PROVIDED DATA ->
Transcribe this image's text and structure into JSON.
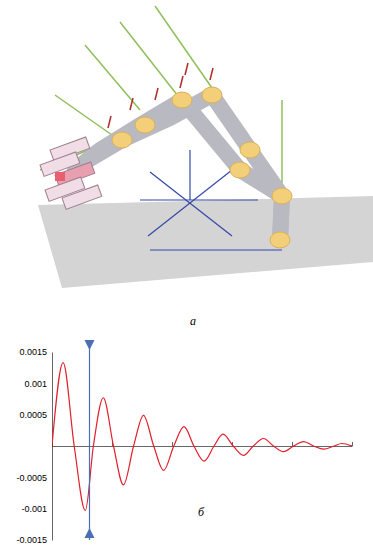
{
  "panel_labels": [
    "а",
    "б"
  ],
  "chart_data": {
    "type": "line",
    "x": [
      0,
      0.37,
      0.74,
      1.11,
      1.38,
      1.71,
      2.05,
      2.38,
      2.72,
      3.05,
      3.39,
      3.72,
      4.06,
      4.4,
      4.73,
      5.07,
      5.4,
      5.7,
      6.04,
      6.38,
      6.71,
      7.05,
      7.38,
      7.72,
      8.05,
      8.39,
      8.72,
      9.06,
      9.4,
      9.66,
      10
    ],
    "series": [
      {
        "color": "#e0202a",
        "values": [
          0,
          0.00133,
          0,
          -0.00103,
          0,
          0.00077,
          0,
          -0.00062,
          0,
          0.00049,
          0,
          -0.00039,
          0,
          0.00031,
          0,
          -0.00024,
          0,
          0.00019,
          0,
          -0.00015,
          0,
          0.00012,
          0,
          -9e-05,
          0,
          7e-05,
          0,
          -5e-05,
          0,
          4e-05,
          0
        ]
      }
    ],
    "xlim": [
      0,
      10
    ],
    "xticks": [
      0,
      2,
      4,
      6,
      8,
      10
    ],
    "ylim": [
      -0.0015,
      0.0015
    ],
    "yticks": [
      -0.0015,
      -0.001,
      -0.0005,
      0.0005,
      0.001,
      0.0015
    ],
    "tick_labels": "y",
    "vline_x": 1.25
  }
}
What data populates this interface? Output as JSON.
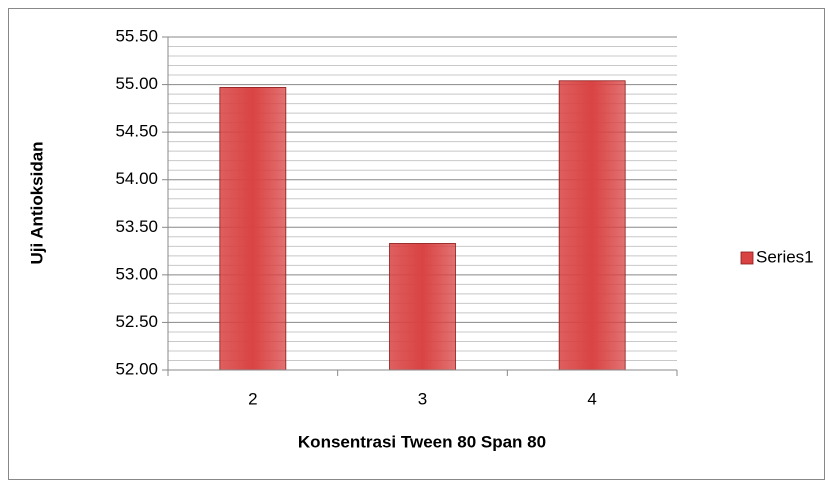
{
  "chart_data": {
    "type": "bar",
    "x_label": "Konsentrasi Tween 80 Span 80",
    "y_label": "Uji Antioksidan",
    "categories": [
      "2",
      "3",
      "4"
    ],
    "series": [
      {
        "name": "Series1",
        "color": "#d94343",
        "values": [
          54.97,
          53.33,
          55.04
        ]
      }
    ],
    "ylim": [
      52,
      55.5
    ],
    "yticks": [
      {
        "value": 52,
        "label": "52.00"
      },
      {
        "value": 52.5,
        "label": "52.50"
      },
      {
        "value": 53,
        "label": "53.00"
      },
      {
        "value": 53.5,
        "label": "53.50"
      },
      {
        "value": 54,
        "label": "54.00"
      },
      {
        "value": 54.5,
        "label": "54.50"
      },
      {
        "value": 55,
        "label": "55.00"
      },
      {
        "value": 55.5,
        "label": "55.50"
      }
    ],
    "minor_yticks": [
      52.1,
      52.2,
      52.3,
      52.4,
      52.6,
      52.7,
      52.8,
      52.9,
      53.1,
      53.2,
      53.3,
      53.4,
      53.6,
      53.7,
      53.8,
      53.9,
      54.1,
      54.2,
      54.3,
      54.4,
      54.6,
      54.7,
      54.8,
      54.9,
      55.1,
      55.2,
      55.3,
      55.4
    ],
    "grid": true,
    "legend": "right"
  }
}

STATED GOAL -> Search the records above for "JSON". Copy each line where it is found.

COMPLETED TASK ->
Transcribe this image's text and structure into JSON.
What data populates this interface? Output as JSON.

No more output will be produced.